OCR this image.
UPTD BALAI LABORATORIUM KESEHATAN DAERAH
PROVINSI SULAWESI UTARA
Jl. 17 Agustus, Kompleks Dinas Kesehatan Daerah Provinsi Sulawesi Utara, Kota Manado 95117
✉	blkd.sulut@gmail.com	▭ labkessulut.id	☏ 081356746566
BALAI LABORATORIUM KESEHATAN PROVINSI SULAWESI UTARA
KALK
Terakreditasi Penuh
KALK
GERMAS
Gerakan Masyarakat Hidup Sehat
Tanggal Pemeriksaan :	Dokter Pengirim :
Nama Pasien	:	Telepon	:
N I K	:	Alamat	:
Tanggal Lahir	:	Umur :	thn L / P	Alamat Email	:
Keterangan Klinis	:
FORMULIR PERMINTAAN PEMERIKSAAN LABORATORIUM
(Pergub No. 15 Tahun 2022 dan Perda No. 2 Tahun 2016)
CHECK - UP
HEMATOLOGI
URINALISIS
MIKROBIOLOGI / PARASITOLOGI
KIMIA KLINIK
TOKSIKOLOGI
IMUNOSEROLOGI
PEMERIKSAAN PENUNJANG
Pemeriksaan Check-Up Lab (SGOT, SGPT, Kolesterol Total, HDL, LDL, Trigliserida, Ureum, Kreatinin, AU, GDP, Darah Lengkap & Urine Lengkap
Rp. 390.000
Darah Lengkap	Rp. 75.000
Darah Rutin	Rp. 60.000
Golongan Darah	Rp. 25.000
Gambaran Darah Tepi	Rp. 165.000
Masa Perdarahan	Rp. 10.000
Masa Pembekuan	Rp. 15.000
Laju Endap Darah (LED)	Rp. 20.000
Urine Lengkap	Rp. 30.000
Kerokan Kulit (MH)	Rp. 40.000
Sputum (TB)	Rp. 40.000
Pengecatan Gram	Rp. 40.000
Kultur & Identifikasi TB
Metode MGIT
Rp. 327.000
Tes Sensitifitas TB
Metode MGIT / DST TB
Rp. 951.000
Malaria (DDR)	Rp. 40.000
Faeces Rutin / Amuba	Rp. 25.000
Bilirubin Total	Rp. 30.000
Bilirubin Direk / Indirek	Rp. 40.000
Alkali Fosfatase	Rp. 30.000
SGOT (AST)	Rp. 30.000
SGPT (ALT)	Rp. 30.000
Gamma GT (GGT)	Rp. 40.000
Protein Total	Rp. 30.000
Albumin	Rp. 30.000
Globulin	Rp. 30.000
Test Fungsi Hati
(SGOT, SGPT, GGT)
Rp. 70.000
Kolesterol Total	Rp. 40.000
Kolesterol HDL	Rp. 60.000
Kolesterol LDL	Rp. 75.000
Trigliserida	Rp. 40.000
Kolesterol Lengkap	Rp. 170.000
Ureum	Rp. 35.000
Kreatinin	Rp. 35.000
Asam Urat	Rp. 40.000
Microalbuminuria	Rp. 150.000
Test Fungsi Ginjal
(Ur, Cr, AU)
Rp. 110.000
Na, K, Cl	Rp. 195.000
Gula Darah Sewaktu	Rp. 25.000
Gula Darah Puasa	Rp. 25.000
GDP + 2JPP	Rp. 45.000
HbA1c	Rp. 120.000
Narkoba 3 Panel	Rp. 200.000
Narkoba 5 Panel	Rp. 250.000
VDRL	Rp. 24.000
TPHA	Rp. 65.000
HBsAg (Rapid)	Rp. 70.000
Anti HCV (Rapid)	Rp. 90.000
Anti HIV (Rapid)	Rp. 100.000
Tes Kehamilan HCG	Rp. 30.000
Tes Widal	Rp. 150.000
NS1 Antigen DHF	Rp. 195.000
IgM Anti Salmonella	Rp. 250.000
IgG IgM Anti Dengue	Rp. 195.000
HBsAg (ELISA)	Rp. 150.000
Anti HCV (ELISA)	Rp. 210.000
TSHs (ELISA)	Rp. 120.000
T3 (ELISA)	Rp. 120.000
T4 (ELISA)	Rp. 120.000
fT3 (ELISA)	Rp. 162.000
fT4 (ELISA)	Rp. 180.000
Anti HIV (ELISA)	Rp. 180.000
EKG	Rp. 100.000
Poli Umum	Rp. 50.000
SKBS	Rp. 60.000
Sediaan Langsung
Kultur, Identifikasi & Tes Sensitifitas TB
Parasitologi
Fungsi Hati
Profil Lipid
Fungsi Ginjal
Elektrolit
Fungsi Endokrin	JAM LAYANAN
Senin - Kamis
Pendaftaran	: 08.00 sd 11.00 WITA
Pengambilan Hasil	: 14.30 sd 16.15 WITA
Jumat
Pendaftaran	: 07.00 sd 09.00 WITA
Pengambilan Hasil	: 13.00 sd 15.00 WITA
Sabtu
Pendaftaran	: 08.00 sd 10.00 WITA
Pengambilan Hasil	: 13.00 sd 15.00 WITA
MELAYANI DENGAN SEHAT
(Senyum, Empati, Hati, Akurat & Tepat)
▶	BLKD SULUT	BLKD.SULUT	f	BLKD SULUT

■ **What you need to do**
Throughout the listing above, how many lines hold the word "Rutin"? Answer with only the number.

■ **Answer section**
2